[Collected data]
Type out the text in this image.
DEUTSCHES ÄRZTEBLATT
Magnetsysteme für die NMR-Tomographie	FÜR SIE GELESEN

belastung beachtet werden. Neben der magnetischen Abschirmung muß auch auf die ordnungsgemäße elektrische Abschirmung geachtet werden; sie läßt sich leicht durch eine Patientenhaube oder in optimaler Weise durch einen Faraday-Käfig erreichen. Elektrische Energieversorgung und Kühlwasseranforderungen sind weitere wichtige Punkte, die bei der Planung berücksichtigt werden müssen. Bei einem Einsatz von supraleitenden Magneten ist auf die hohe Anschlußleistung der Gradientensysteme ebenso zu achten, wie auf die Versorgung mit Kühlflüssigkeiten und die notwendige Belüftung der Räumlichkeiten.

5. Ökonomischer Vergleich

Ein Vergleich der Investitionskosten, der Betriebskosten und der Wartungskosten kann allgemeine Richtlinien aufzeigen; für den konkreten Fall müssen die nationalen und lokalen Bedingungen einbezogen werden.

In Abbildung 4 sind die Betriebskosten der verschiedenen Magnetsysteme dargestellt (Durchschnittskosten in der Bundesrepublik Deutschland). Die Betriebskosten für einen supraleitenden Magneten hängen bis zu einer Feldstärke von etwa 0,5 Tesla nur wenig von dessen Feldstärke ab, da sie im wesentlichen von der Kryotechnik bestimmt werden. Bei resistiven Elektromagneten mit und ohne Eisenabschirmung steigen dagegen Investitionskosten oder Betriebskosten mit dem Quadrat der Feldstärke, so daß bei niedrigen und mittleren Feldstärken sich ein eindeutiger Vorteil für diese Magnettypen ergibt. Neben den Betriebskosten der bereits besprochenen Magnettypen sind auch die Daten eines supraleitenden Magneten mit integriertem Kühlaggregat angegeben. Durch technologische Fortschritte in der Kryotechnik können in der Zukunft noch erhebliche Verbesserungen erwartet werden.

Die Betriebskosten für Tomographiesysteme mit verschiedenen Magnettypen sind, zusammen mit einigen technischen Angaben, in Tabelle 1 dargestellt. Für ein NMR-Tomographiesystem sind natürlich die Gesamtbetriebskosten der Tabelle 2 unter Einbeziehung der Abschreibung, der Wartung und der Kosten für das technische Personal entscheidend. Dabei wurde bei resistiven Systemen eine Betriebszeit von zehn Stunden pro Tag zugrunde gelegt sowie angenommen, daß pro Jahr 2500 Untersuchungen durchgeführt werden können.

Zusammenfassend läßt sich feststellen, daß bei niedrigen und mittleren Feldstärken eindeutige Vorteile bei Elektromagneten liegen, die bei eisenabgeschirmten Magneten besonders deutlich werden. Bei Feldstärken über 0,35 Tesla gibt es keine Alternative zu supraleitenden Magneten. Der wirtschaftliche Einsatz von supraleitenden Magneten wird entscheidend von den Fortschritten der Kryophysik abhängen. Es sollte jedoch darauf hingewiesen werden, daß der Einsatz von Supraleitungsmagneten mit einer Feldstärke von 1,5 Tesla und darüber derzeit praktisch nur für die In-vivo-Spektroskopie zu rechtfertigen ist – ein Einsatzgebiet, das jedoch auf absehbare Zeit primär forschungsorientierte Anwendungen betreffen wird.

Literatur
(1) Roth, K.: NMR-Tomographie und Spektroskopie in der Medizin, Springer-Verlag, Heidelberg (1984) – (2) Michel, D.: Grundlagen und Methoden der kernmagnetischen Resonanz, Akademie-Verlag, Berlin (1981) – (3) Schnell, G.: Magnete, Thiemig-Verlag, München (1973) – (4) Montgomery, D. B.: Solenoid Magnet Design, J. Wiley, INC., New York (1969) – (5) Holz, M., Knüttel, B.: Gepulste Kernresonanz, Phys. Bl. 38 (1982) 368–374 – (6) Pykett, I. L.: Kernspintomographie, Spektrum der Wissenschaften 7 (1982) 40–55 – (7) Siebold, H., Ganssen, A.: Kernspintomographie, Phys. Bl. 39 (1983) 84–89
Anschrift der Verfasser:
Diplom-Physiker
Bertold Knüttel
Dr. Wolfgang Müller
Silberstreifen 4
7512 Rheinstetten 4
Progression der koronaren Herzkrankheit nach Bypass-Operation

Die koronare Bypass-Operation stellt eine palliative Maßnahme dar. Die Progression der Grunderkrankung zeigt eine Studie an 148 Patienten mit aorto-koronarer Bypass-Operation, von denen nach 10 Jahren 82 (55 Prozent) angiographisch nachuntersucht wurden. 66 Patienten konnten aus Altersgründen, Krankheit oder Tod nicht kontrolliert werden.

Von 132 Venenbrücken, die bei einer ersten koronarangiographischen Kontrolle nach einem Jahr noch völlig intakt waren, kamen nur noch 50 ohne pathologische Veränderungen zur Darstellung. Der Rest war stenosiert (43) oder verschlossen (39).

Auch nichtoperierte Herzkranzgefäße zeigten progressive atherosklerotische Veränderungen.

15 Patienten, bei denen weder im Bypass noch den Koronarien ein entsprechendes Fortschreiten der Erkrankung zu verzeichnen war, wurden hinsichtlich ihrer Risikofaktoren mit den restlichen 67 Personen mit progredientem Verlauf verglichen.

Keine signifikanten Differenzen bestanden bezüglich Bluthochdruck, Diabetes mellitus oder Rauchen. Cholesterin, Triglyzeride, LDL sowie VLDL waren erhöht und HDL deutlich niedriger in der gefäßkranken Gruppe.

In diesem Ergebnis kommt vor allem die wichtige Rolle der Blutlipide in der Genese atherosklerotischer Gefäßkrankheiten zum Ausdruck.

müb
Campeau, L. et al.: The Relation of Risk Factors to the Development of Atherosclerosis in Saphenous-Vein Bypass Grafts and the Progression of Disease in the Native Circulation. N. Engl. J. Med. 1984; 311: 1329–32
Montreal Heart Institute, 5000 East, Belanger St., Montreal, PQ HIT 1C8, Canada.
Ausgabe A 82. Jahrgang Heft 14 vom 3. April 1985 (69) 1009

# AIM OF THE TASK:
Copy out, from the data above, each line where the string "wurden" is present.

# RESPONSE TO THE TASK:
Die koronare Bypass-Operation stellt eine palliative Maßnahme dar. Die Progression der Grunderkrankung zeigt eine Studie an 148 Patienten mit aorto-koronarer Bypass-Operation, von denen nach 10 Jahren 82 (55 Prozent) angiographisch nachuntersucht wurden. 66 Patienten konnten aus Altersgründen, Krankheit oder Tod nicht kontrolliert werden.
15 Patienten, bei denen weder im Bypass noch den Koronarien ein entsprechendes Fortschreiten der Erkrankung zu verzeichnen war, wurden hinsichtlich ihrer Risikofaktoren mit den restlichen 67 Personen mit progredientem Verlauf verglichen.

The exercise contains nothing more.